__Exercise directions__.
Can you put the entries that open with the line containing "series-line-pedestrian: [36, 35, 222, 75]" and close with the line containing "legend-label-pedestrian: pedestrian: [160, 128, 214, 139]", both included, into a Markdown table with a Row column for the row number and an Entry column for the line, leaving out any blank lines?

__Data excerpts__.
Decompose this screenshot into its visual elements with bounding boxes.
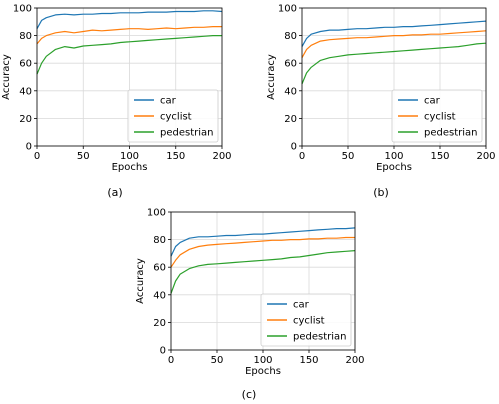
series-line-pedestrian: [36, 35, 222, 75]
x-tick-label: 50: [342, 151, 355, 162]
legend-label-cyclist: cyclist: [424, 112, 456, 123]
legend-label-car: car: [293, 300, 310, 311]
series-line-cyclist: [170, 236, 355, 268]
y-tick-label: 20: [153, 318, 166, 329]
x-tick-label: 100: [384, 151, 403, 162]
x-tick-label: 0: [299, 151, 305, 162]
y-tick-label: 60: [284, 59, 297, 70]
legend: car cyclist pedestrian: [260, 293, 352, 347]
series-line-pedestrian: [301, 42, 487, 85]
legend-label-car: car: [424, 96, 441, 107]
legend-box: [260, 293, 352, 347]
series-line-pedestrian: [170, 250, 356, 294]
chart-2: 0 50 100 150 200020406080100EpochsAccuracyca…: [266, 4, 496, 200]
chart-3: 0 50 100 150 200020406080100EpochsAccuracyca…: [135, 208, 365, 402]
y-tick-label: 0: [160, 346, 166, 357]
legend-box: [127, 89, 219, 143]
x-tick-label: 150: [166, 151, 185, 162]
x-axis-label: Epochs: [112, 162, 148, 173]
y-tick-label: 20: [284, 114, 297, 125]
y-tick-label: 100: [13, 4, 32, 15]
y-tick-label: 0: [26, 142, 32, 153]
y-tick-label: 40: [19, 86, 32, 97]
panel-caption: (c): [242, 388, 257, 401]
x-tick-label: 50: [77, 151, 90, 162]
panel-caption: (a): [107, 186, 122, 199]
legend-label-pedestrian: pedestrian: [160, 128, 214, 139]
series-line-car: [170, 227, 356, 257]
x-tick-label: 100: [253, 355, 272, 366]
legend-label-cyclist: cyclist: [160, 112, 192, 123]
legend: car cyclist pedestrian: [127, 89, 219, 143]
panel-caption: (b): [373, 186, 389, 199]
y-tick-label: 80: [153, 235, 166, 246]
y-tick-label: 100: [147, 208, 166, 219]
series-line-car: [301, 20, 487, 47]
x-tick-label: 200: [212, 151, 231, 162]
series-line-cyclist: [301, 30, 487, 58]
x-axis-label: Epochs: [376, 162, 412, 173]
legend-box: [391, 89, 483, 143]
legend-label-pedestrian: pedestrian: [293, 332, 347, 343]
legend-label-cyclist: cyclist: [293, 316, 325, 327]
legend: car cyclist pedestrian: [391, 89, 483, 143]
legend-label-pedestrian: pedestrian: [424, 128, 478, 139]
x-tick-label: 100: [120, 151, 139, 162]
y-tick-label: 40: [153, 290, 166, 301]
x-tick-label: 0: [168, 355, 174, 366]
y-axis-label: Accuracy: [266, 54, 277, 100]
series-line-cyclist: [36, 26, 222, 45]
y-tick-label: 80: [284, 31, 297, 42]
x-tick-label: 150: [430, 151, 449, 162]
x-axis-label: Epochs: [245, 366, 281, 377]
y-axis-label: Accuracy: [135, 258, 146, 304]
legend-label-car: car: [160, 96, 177, 107]
y-tick-label: 20: [19, 114, 32, 125]
y-tick-label: 60: [153, 263, 166, 274]
y-tick-label: 0: [291, 142, 297, 153]
x-tick-label: 200: [345, 355, 364, 366]
y-tick-label: 100: [278, 4, 297, 15]
x-tick-label: 50: [211, 355, 224, 366]
y-tick-label: 80: [19, 31, 32, 42]
y-tick-label: 60: [19, 59, 32, 70]
x-tick-label: 200: [476, 151, 495, 162]
chart-1: 0 50 100 150 200020406080100EpochsAccuracyca…: [1, 4, 232, 200]
x-tick-label: 150: [299, 355, 318, 366]
series-line-car: [36, 10, 223, 29]
y-tick-label: 40: [284, 86, 297, 97]
x-tick-label: 0: [34, 151, 40, 162]
y-axis-label: Accuracy: [1, 54, 12, 100]
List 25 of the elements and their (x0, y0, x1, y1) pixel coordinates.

__Final result__.
| Row | Entry |
|---|---|
| 1 | series-line-pedestrian: [36, 35, 222, 75] |
| 2 | x-tick-label: 50: [342, 151, 355, 162] |
| 3 | legend-label-cyclist: cyclist: [424, 112, 456, 123] |
| 4 | legend-label-car: car: [293, 300, 310, 311] |
| 5 | series-line-cyclist: [170, 236, 355, 268] |
| 6 | y-tick-label: 20: [153, 318, 166, 329] |
| 7 | x-tick-label: 100: [384, 151, 403, 162] |
| 8 | x-tick-label: 0: [299, 151, 305, 162] |
| 9 | y-tick-label: 60: [284, 59, 297, 70] |
| 10 | legend: car cyclist pedestrian: [260, 293, 352, 347] |
| 11 | series-line-pedestrian: [301, 42, 487, 85] |
| 12 | legend-label-car: car: [424, 96, 441, 107] |
| 13 | legend-box: [260, 293, 352, 347] |
| 14 | series-line-pedestrian: [170, 250, 356, 294] |
| 15 | chart-2: 0 50 100 150 200020406080100EpochsAccuracyca…: [266, 4, 496, 200] |
| 16 | chart-3: 0 50 100 150 200020406080100EpochsAccuracyca…: [135, 208, 365, 402] |
| 17 | y-tick-label: 0: [160, 346, 166, 357] |
| 18 | legend-box: [127, 89, 219, 143] |
| 19 | x-tick-label: 150: [166, 151, 185, 162] |
| 20 | x-axis-label: Epochs: [112, 162, 148, 173] |
| 21 | y-tick-label: 20: [284, 114, 297, 125] |
| 22 | y-tick-label: 100: [13, 4, 32, 15] |
| 23 | y-tick-label: 0: [26, 142, 32, 153] |
| 24 | y-tick-label: 40: [19, 86, 32, 97] |
| 25 | panel-caption: (c): [242, 388, 257, 401] |
| 26 | x-tick-label: 50: [77, 151, 90, 162] |
| 27 | panel-caption: (a): [107, 186, 122, 199] |
| 28 | legend-label-pedestrian: pedestrian: [160, 128, 214, 139] |